Can you transcribe every entry word for word, skipping the images?

=== PROVIDED ENTRIES ===
★ ★ ★ ★ ★

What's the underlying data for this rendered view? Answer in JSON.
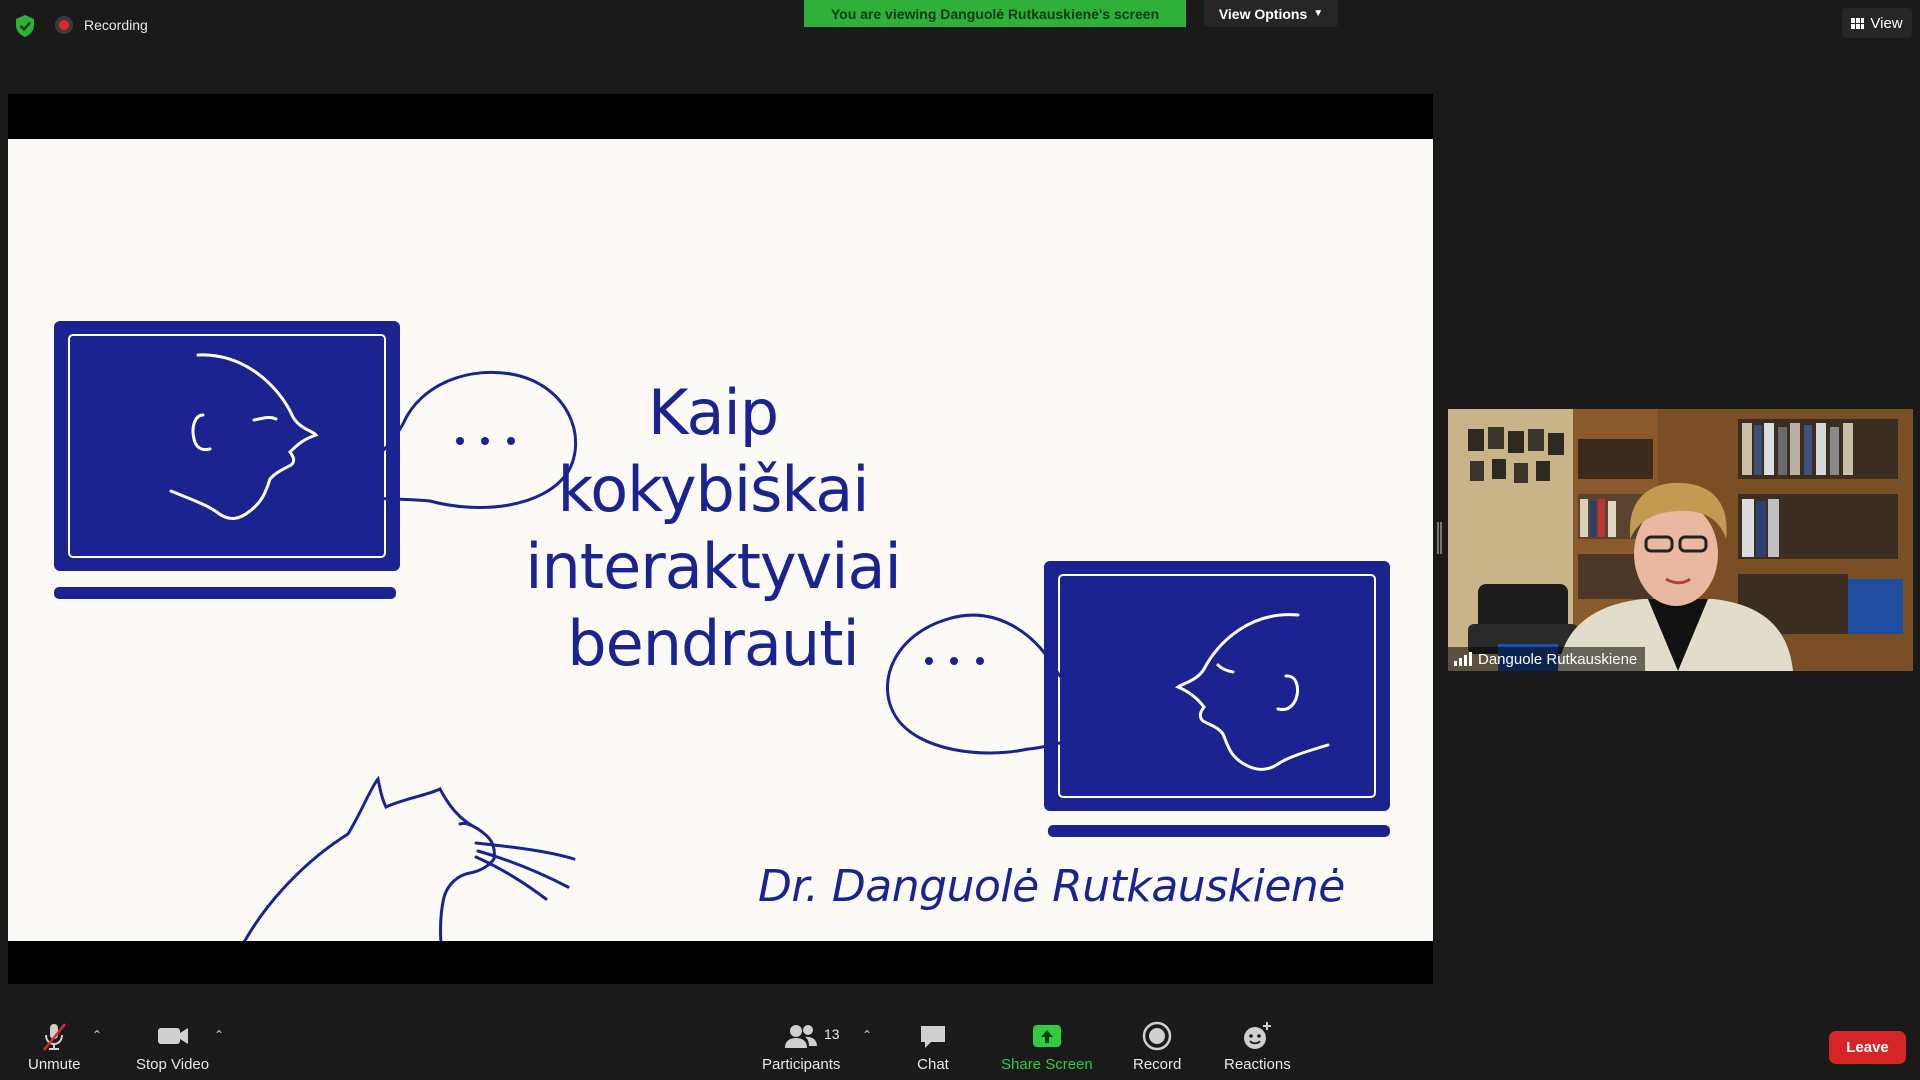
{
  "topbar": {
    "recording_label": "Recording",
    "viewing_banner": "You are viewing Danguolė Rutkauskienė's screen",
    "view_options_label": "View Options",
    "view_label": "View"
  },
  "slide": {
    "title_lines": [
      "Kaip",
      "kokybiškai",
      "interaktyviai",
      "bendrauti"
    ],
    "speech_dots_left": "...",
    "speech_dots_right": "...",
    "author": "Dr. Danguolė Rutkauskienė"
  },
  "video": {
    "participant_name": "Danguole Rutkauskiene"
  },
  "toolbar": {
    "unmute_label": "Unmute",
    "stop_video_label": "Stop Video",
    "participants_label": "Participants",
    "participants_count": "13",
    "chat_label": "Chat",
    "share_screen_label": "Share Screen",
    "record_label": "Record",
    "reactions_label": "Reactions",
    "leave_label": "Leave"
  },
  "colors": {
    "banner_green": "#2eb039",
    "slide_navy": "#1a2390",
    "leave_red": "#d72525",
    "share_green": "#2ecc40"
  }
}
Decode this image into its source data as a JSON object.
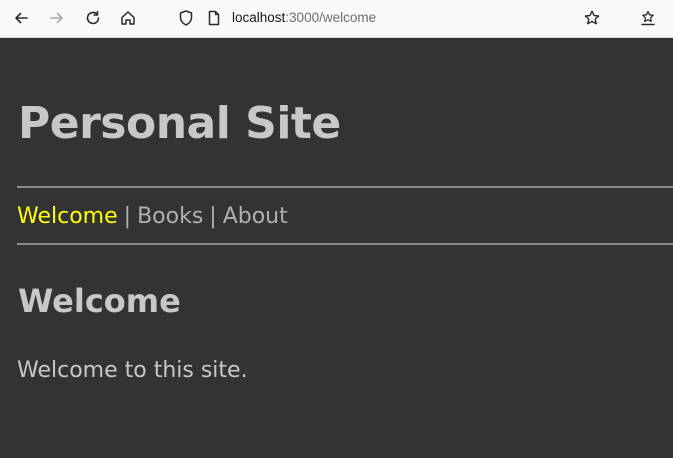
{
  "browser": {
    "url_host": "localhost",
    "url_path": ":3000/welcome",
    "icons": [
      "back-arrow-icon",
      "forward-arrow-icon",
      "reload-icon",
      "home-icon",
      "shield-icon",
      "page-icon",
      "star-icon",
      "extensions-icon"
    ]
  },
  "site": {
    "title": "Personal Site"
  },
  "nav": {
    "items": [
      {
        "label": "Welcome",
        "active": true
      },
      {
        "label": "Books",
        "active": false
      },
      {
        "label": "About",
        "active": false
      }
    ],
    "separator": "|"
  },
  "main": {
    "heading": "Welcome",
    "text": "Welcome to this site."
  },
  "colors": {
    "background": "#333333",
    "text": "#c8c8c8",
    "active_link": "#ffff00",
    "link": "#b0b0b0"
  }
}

★ ★ ★ ★ ★

=== RESULT FOR THIS TASK ===
What's the underlying data for this rendered view? Answer in JSON.
{
  "topbar": {
    "recording_label": "Recording",
    "viewing_banner": "You are viewing Danguolė Rutkauskienė's screen",
    "view_options_label": "View Options",
    "view_label": "View"
  },
  "slide": {
    "title_lines": [
      "Kaip",
      "kokybiškai",
      "interaktyviai",
      "bendrauti"
    ],
    "speech_dots_left": "...",
    "speech_dots_right": "...",
    "author": "Dr. Danguolė Rutkauskienė"
  },
  "video": {
    "participant_name": "Danguole Rutkauskiene"
  },
  "toolbar": {
    "unmute_label": "Unmute",
    "stop_video_label": "Stop Video",
    "participants_label": "Participants",
    "participants_count": "13",
    "chat_label": "Chat",
    "share_screen_label": "Share Screen",
    "record_label": "Record",
    "reactions_label": "Reactions",
    "leave_label": "Leave"
  },
  "colors": {
    "banner_green": "#2eb039",
    "slide_navy": "#1a2390",
    "leave_red": "#d72525",
    "share_green": "#2ecc40"
  }
}
Decode this image into its source data as a JSON object.
{
  "browser": {
    "url_host": "localhost",
    "url_path": ":3000/welcome",
    "icons": [
      "back-arrow-icon",
      "forward-arrow-icon",
      "reload-icon",
      "home-icon",
      "shield-icon",
      "page-icon",
      "star-icon",
      "extensions-icon"
    ]
  },
  "site": {
    "title": "Personal Site"
  },
  "nav": {
    "items": [
      {
        "label": "Welcome",
        "active": true
      },
      {
        "label": "Books",
        "active": false
      },
      {
        "label": "About",
        "active": false
      }
    ],
    "separator": "|"
  },
  "main": {
    "heading": "Welcome",
    "text": "Welcome to this site."
  },
  "colors": {
    "background": "#333333",
    "text": "#c8c8c8",
    "active_link": "#ffff00",
    "link": "#b0b0b0"
  }
}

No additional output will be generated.